(Saved entries)
___
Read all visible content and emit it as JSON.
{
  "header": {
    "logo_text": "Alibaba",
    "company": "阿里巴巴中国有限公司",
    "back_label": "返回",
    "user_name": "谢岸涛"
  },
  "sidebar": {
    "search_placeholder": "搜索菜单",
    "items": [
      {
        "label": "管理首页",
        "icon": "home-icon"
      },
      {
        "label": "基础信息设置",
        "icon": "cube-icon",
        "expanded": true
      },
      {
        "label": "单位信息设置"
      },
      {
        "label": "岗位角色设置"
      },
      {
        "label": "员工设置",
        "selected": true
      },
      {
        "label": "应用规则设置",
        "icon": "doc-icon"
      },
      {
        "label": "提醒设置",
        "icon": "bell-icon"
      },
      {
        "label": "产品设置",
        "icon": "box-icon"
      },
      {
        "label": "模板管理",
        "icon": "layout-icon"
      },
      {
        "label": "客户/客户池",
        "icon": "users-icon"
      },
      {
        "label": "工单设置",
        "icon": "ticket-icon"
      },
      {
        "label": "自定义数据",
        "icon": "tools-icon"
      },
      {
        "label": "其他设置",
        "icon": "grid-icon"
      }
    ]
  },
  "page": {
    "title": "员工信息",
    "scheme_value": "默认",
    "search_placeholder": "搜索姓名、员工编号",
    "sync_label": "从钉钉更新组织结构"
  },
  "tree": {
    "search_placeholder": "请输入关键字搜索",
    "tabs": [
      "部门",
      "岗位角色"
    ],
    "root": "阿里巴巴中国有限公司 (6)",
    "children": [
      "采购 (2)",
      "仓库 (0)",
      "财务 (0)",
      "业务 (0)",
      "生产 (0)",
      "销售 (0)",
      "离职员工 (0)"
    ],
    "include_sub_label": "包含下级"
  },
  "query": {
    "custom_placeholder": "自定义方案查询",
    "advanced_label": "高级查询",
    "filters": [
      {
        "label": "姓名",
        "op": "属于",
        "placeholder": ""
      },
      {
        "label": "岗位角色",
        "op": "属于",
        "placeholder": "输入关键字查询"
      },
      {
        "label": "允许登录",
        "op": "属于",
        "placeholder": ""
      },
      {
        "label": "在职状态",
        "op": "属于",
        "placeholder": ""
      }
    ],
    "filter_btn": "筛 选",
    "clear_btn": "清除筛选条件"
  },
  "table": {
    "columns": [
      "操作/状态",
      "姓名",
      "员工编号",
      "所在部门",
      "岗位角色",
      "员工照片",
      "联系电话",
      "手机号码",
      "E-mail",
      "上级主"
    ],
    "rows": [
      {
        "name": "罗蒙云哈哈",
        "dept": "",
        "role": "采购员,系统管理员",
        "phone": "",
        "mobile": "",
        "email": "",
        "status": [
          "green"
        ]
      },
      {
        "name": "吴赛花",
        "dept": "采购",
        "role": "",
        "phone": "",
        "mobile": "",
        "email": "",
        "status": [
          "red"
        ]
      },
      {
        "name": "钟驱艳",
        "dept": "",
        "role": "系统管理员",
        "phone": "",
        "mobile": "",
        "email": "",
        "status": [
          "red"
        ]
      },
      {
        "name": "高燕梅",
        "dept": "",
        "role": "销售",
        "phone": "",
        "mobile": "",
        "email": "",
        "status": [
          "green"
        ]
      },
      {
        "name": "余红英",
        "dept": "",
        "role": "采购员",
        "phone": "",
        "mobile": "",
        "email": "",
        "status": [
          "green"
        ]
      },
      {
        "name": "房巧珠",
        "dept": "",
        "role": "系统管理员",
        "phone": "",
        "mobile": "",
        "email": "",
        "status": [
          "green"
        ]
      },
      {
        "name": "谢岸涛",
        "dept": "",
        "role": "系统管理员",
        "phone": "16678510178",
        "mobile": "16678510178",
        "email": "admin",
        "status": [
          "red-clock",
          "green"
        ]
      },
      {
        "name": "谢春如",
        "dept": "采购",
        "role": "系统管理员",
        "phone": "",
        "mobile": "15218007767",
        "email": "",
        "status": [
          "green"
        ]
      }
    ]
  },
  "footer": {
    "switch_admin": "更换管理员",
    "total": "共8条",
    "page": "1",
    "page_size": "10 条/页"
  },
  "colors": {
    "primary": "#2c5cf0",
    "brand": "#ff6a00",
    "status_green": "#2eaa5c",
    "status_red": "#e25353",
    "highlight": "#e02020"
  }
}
___
### Given exercise
Please quote the records above exactly, without skipping a line.

### Final answer
Read all visible content and emit it as JSON.
{
  "header": {
    "logo_text": "Alibaba",
    "company": "阿里巴巴中国有限公司",
    "back_label": "返回",
    "user_name": "谢岸涛"
  },
  "sidebar": {
    "search_placeholder": "搜索菜单",
    "items": [
      {
        "label": "管理首页",
        "icon": "home-icon"
      },
      {
        "label": "基础信息设置",
        "icon": "cube-icon",
        "expanded": true
      },
      {
        "label": "单位信息设置"
      },
      {
        "label": "岗位角色设置"
      },
      {
        "label": "员工设置",
        "selected": true
      },
      {
        "label": "应用规则设置",
        "icon": "doc-icon"
      },
      {
        "label": "提醒设置",
        "icon": "bell-icon"
      },
      {
        "label": "产品设置",
        "icon": "box-icon"
      },
      {
        "label": "模板管理",
        "icon": "layout-icon"
      },
      {
        "label": "客户/客户池",
        "icon": "users-icon"
      },
      {
        "label": "工单设置",
        "icon": "ticket-icon"
      },
      {
        "label": "自定义数据",
        "icon": "tools-icon"
      },
      {
        "label": "其他设置",
        "icon": "grid-icon"
      }
    ]
  },
  "page": {
    "title": "员工信息",
    "scheme_value": "默认",
    "search_placeholder": "搜索姓名、员工编号",
    "sync_label": "从钉钉更新组织结构"
  },
  "tree": {
    "search_placeholder": "请输入关键字搜索",
    "tabs": [
      "部门",
      "岗位角色"
    ],
    "root": "阿里巴巴中国有限公司 (6)",
    "children": [
      "采购 (2)",
      "仓库 (0)",
      "财务 (0)",
      "业务 (0)",
      "生产 (0)",
      "销售 (0)",
      "离职员工 (0)"
    ],
    "include_sub_label": "包含下级"
  },
  "query": {
    "custom_placeholder": "自定义方案查询",
    "advanced_label": "高级查询",
    "filters": [
      {
        "label": "姓名",
        "op": "属于",
        "placeholder": ""
      },
      {
        "label": "岗位角色",
        "op": "属于",
        "placeholder": "输入关键字查询"
      },
      {
        "label": "允许登录",
        "op": "属于",
        "placeholder": ""
      },
      {
        "label": "在职状态",
        "op": "属于",
        "placeholder": ""
      }
    ],
    "filter_btn": "筛 选",
    "clear_btn": "清除筛选条件"
  },
  "table": {
    "columns": [
      "操作/状态",
      "姓名",
      "员工编号",
      "所在部门",
      "岗位角色",
      "员工照片",
      "联系电话",
      "手机号码",
      "E-mail",
      "上级主"
    ],
    "rows": [
      {
        "name": "罗蒙云哈哈",
        "dept": "",
        "role": "采购员,系统管理员",
        "phone": "",
        "mobile": "",
        "email": "",
        "status": [
          "green"
        ]
      },
      {
        "name": "吴赛花",
        "dept": "采购",
        "role": "",
        "phone": "",
        "mobile": "",
        "email": "",
        "status": [
          "red"
        ]
      },
      {
        "name": "钟驱艳",
        "dept": "",
        "role": "系统管理员",
        "phone": "",
        "mobile": "",
        "email": "",
        "status": [
          "red"
        ]
      },
      {
        "name": "高燕梅",
        "dept": "",
        "role": "销售",
        "phone": "",
        "mobile": "",
        "email": "",
        "status": [
          "green"
        ]
      },
      {
        "name": "余红英",
        "dept": "",
        "role": "采购员",
        "phone": "",
        "mobile": "",
        "email": "",
        "status": [
          "green"
        ]
      },
      {
        "name": "房巧珠",
        "dept": "",
        "role": "系统管理员",
        "phone": "",
        "mobile": "",
        "email": "",
        "status": [
          "green"
        ]
      },
      {
        "name": "谢岸涛",
        "dept": "",
        "role": "系统管理员",
        "phone": "16678510178",
        "mobile": "16678510178",
        "email": "admin",
        "status": [
          "red-clock",
          "green"
        ]
      },
      {
        "name": "谢春如",
        "dept": "采购",
        "role": "系统管理员",
        "phone": "",
        "mobile": "15218007767",
        "email": "",
        "status": [
          "green"
        ]
      }
    ]
  },
  "footer": {
    "switch_admin": "更换管理员",
    "total": "共8条",
    "page": "1",
    "page_size": "10 条/页"
  },
  "colors": {
    "primary": "#2c5cf0",
    "brand": "#ff6a00",
    "status_green": "#2eaa5c",
    "status_red": "#e25353",
    "highlight": "#e02020"
  }
}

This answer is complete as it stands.